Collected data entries
:::
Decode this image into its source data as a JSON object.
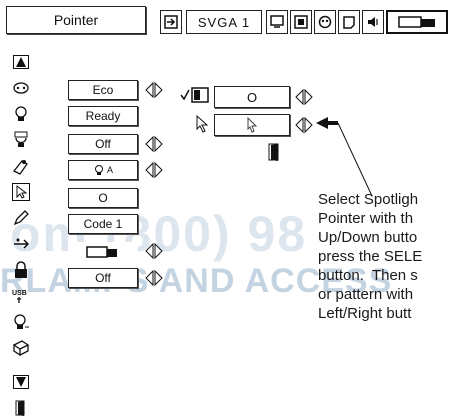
{
  "header": {
    "menu_title": "Pointer",
    "input_label": "SVGA 1"
  },
  "settings": [
    {
      "value": "Eco"
    },
    {
      "value": "Ready"
    },
    {
      "value": "Off"
    },
    {
      "value": "A",
      "icon": "bulb-icon"
    },
    {
      "value": "O"
    },
    {
      "value": "Code 1"
    },
    {
      "value": "",
      "icon": "projector-icon"
    },
    {
      "value": "Off"
    }
  ],
  "pointer_menu": {
    "spotlight_value": "O",
    "spotlight_icon": "spotlight-icon",
    "arrow_icon": "arrow-pointer-icon",
    "exit_icon": "exit-door-icon"
  },
  "caption": "Select Spotligh\nPointer with th\nUp/Down butto\npress the SELE\nbutton.  Then s\nor pattern with\nLeft/Right butt",
  "watermark": {
    "line1": "om (800) 98",
    "line2": "RLAMPS AND ACCESS"
  }
}
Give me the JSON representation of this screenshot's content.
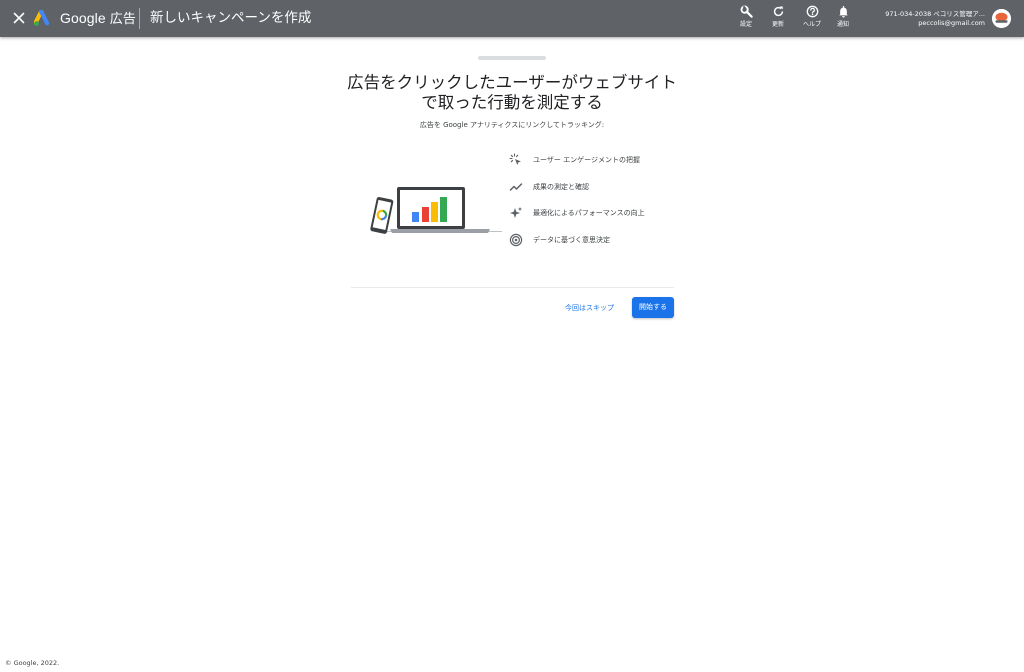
{
  "header": {
    "brand": "Google",
    "brand_ads": "広告",
    "title": "新しいキャンペーンを作成",
    "tools": {
      "settings": "設定",
      "refresh": "更新",
      "help": "ヘルプ",
      "notifications": "通知"
    },
    "account_id": "971-034-2038 ペコリス管理ア...",
    "account_email": "peccolis@gmail.com"
  },
  "main": {
    "headline_line1": "広告をクリックしたユーザーがウェブサイト",
    "headline_line2": "で取った行動を測定する",
    "subheading": "広告を Google アナリティクスにリンクしてトラッキング:",
    "features": [
      {
        "icon": "cursor-click-icon",
        "label": "ユーザー エンゲージメントの把握"
      },
      {
        "icon": "trending-line-icon",
        "label": "成果の測定と確認"
      },
      {
        "icon": "sparkle-icon",
        "label": "最適化によるパフォーマンスの向上"
      },
      {
        "icon": "target-icon",
        "label": "データに基づく意思決定"
      }
    ],
    "skip_label": "今回はスキップ",
    "start_label": "開始する"
  },
  "colors": {
    "header_bg": "#5f6368",
    "accent": "#1a73e8",
    "bar_blue": "#4285f4",
    "bar_red": "#ea4335",
    "bar_yellow": "#fbbc04",
    "bar_green": "#34a853"
  },
  "footer": {
    "copyright": "© Google, 2022."
  }
}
:::
Task description:
In the records above, how many lines include the string "JSON"? Answer with only the number.

Problem solution:
2